## RECORDS SUPPLIED
++++++
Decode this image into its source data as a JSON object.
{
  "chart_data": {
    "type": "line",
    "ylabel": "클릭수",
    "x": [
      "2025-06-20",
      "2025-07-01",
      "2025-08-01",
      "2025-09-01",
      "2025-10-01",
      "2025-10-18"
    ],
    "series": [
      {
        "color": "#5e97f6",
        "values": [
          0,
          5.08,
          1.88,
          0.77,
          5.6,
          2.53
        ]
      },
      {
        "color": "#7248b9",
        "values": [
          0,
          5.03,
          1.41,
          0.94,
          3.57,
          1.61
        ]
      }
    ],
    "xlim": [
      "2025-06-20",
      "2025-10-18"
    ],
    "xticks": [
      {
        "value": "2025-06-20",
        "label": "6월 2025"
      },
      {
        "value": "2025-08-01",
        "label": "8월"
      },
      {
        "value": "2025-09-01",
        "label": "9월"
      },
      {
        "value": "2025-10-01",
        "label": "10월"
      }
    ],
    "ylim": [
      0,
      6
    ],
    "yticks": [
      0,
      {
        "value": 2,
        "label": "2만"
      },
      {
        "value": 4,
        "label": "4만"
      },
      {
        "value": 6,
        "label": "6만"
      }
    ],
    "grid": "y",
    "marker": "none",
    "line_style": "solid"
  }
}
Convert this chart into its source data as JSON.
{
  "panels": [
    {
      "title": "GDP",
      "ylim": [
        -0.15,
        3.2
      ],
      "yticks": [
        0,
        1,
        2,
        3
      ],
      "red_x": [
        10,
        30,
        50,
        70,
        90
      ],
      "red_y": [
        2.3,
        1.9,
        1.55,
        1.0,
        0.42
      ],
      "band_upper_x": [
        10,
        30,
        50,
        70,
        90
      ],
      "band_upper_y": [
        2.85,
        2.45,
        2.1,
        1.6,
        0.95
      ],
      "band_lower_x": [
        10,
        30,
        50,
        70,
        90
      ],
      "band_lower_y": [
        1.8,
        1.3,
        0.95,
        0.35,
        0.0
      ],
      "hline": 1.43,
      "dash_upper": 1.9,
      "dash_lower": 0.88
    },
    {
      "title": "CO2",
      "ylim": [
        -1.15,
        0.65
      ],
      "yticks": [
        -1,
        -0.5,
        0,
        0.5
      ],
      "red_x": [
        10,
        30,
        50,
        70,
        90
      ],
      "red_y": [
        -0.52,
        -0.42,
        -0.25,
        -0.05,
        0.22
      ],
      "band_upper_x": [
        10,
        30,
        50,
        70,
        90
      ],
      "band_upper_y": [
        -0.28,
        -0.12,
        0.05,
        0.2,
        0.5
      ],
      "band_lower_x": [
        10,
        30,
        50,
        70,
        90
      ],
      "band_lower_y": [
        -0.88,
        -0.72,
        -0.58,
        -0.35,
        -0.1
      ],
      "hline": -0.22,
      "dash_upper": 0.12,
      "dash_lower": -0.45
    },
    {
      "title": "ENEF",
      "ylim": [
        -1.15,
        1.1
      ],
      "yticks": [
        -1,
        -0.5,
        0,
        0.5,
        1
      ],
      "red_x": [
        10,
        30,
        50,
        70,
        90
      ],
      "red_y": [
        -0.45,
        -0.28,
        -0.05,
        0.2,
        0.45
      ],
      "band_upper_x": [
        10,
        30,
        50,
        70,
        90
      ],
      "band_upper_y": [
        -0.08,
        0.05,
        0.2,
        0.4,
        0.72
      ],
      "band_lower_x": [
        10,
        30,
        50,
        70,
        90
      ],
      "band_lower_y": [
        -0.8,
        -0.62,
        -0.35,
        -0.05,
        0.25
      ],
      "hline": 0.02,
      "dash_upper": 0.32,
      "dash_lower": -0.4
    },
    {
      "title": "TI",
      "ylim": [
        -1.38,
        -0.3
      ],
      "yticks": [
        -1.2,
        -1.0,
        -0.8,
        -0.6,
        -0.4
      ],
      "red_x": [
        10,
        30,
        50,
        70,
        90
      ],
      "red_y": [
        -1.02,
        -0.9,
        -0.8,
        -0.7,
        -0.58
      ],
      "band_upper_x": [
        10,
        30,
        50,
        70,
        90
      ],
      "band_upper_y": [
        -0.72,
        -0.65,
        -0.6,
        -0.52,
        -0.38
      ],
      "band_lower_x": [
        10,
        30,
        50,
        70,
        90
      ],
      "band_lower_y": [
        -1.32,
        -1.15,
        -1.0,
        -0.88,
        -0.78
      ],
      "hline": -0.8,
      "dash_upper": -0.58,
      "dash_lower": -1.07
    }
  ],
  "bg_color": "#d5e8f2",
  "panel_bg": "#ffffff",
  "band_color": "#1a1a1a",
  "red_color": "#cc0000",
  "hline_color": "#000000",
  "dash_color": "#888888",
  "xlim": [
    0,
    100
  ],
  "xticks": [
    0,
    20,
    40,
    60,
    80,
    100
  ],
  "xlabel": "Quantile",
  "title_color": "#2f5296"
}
++++++
## WORK TO BE COMPLETED
Locate all lines that include the word "this" and copy them out.

## PROBLEM SOLUTION
Decode this image into its source data as a JSON object.
Convert this chart into its source data as JSON.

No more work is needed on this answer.